La richiesta:
Riscrivi in forma più breve il paragrafo dell'estratto selezionato che comincia con «Antonio Manuel, André Komatsu», mantenendone i fatti principali.

Estratto selezionato:
Le opere scultoree di Walead Beshty, Isa Genzken, Carsten Höller, Philippe Parreno e Raqs Media Collective percorrono tutta l’area dei Giardini in una specie di percorso parallelo che in qualche modo conduce a una riflessione ulteriore sul senso del giardino in rapporto alla continua fluttuazione dell’opera.
Antonio Manuel, André Komatsu, Berna Reale per il Brasile con l’installazione So much that it doesn’t fit here ispirata a uno slogan di protesta, contrappongono la libertà dell’arte alle dure coercizioni esercitate dalla politica. Le aperture praticate nelle pareti colorate invitavano irresistibilmente i visitatori grandi e piccoli ad attraversarle.

Dati forniti:
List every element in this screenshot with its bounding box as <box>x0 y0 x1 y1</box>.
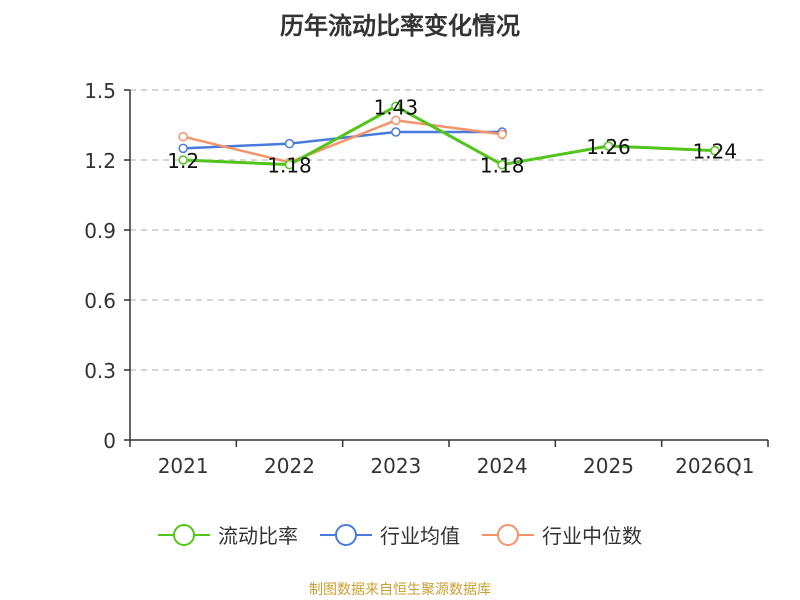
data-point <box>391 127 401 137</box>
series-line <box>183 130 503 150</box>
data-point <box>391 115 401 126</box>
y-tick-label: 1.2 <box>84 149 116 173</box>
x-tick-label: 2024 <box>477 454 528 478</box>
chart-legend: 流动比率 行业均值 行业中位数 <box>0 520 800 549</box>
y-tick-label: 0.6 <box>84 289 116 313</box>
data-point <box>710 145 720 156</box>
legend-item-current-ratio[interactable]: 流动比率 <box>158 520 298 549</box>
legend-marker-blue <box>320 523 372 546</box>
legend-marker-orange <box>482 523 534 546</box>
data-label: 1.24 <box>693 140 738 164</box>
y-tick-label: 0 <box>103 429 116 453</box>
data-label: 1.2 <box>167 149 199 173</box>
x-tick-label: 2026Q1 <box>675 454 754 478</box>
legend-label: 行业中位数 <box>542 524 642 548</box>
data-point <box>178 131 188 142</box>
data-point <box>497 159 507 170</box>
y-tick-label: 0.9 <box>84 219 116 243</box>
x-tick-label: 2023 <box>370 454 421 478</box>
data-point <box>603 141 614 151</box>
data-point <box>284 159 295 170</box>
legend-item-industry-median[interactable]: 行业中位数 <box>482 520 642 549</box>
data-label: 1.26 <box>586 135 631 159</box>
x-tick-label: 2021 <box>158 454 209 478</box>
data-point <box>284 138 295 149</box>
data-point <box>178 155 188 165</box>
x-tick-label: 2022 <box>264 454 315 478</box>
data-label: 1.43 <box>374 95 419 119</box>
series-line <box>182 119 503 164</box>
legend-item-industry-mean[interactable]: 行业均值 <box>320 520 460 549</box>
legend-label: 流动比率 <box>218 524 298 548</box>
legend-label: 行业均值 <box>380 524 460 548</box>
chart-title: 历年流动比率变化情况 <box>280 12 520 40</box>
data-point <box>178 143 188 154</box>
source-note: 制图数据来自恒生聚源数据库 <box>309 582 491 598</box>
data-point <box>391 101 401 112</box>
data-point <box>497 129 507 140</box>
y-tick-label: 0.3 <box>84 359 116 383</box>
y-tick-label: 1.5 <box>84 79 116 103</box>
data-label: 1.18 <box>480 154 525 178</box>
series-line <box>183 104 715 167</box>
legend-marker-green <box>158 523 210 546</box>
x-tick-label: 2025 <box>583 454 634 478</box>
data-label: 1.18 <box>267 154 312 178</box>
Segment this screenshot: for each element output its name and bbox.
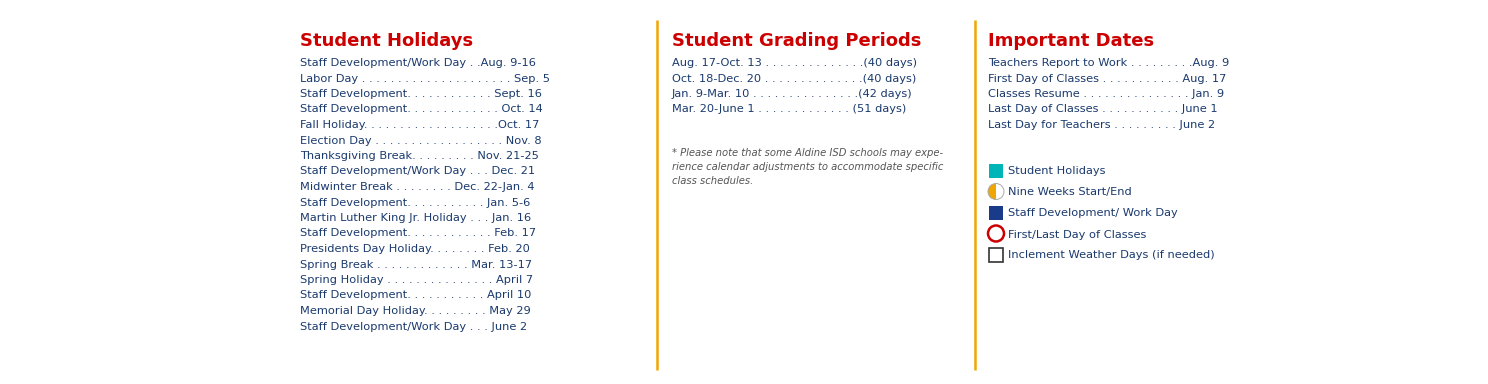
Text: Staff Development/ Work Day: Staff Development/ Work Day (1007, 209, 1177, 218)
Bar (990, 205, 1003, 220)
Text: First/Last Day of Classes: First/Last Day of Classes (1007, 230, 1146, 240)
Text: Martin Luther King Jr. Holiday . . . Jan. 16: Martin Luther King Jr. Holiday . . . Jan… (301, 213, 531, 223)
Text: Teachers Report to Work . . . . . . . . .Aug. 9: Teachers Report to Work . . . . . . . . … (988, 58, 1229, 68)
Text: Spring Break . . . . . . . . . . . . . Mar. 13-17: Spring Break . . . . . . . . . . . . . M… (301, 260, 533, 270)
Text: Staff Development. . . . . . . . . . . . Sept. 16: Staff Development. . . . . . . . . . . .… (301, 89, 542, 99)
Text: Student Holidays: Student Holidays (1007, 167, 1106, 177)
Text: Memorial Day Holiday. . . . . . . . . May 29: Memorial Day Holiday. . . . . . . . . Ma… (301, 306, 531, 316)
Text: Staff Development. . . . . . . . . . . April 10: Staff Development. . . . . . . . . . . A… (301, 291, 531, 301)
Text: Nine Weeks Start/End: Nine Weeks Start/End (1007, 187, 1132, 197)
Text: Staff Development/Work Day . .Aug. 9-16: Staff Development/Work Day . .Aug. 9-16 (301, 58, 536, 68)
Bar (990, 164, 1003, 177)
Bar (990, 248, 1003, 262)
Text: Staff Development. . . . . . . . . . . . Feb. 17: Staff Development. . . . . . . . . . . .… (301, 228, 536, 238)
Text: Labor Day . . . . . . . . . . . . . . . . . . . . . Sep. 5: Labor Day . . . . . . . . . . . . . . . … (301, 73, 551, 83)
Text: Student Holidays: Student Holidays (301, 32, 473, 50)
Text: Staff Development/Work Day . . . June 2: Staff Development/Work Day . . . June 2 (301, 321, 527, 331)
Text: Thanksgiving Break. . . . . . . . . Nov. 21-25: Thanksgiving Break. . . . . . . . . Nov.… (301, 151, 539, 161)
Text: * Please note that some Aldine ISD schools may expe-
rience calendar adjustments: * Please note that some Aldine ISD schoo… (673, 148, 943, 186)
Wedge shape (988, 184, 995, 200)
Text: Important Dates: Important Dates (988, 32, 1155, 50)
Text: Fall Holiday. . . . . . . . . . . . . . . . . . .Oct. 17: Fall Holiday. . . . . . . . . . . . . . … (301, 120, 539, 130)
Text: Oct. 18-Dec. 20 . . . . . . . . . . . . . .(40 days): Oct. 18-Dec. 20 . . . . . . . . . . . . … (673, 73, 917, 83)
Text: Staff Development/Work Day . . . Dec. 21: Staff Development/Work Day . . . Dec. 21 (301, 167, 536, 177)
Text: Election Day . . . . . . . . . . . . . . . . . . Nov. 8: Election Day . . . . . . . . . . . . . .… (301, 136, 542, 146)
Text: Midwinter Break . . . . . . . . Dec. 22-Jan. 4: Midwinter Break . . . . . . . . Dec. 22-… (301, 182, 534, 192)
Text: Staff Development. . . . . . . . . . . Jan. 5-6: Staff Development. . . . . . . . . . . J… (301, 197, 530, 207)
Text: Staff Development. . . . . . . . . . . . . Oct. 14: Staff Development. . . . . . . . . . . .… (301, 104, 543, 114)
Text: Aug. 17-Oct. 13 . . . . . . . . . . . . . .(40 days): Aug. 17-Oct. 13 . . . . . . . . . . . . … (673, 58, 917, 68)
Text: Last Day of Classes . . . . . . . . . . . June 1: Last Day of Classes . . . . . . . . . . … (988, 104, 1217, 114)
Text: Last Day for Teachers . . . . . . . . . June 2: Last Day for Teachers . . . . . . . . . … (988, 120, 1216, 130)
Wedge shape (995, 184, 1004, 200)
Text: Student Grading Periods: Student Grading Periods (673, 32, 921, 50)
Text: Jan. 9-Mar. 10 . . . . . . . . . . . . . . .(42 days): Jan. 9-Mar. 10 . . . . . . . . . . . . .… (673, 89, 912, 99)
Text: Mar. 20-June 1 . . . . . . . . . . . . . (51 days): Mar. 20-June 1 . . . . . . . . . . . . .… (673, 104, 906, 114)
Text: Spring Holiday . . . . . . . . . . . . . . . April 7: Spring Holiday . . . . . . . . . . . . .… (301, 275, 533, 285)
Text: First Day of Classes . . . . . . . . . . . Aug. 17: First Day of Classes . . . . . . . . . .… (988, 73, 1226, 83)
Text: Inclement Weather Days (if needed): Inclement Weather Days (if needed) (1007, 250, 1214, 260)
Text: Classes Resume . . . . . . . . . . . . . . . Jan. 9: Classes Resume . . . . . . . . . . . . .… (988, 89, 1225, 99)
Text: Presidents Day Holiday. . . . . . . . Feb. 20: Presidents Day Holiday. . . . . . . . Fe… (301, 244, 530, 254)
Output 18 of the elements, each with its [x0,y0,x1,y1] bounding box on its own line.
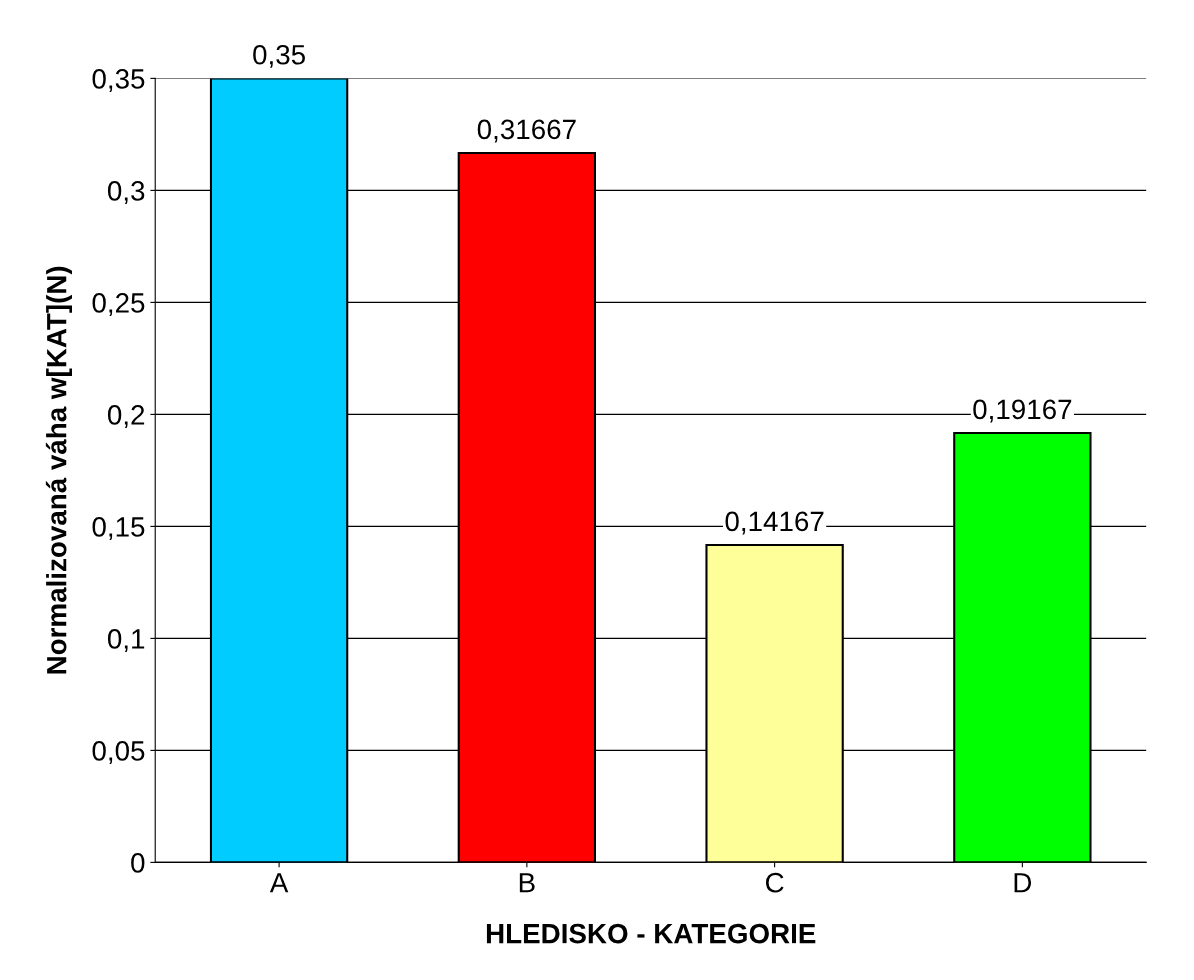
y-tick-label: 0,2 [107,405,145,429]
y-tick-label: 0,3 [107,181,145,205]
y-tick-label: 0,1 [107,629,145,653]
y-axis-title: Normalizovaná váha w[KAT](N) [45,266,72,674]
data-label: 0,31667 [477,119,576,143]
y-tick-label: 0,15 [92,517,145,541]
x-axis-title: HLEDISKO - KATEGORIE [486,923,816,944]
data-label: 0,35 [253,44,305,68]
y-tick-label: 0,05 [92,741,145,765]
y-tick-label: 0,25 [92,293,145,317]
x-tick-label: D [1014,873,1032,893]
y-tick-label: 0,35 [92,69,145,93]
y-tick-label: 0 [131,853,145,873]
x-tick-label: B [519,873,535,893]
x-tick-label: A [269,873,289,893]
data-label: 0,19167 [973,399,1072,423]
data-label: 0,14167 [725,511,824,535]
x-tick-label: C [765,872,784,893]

Risposta scritta:
Antonio Manuel, André Komatsu e Berna Reale (Brasile) oppongono la libertà dell'arte alle coercizioni politiche con So much that it doesn't fit here, un'installazione ispirata a uno slogan di protesta. Le aperture nelle pareti colorate invitavano grandi e piccoli ad attraversarle.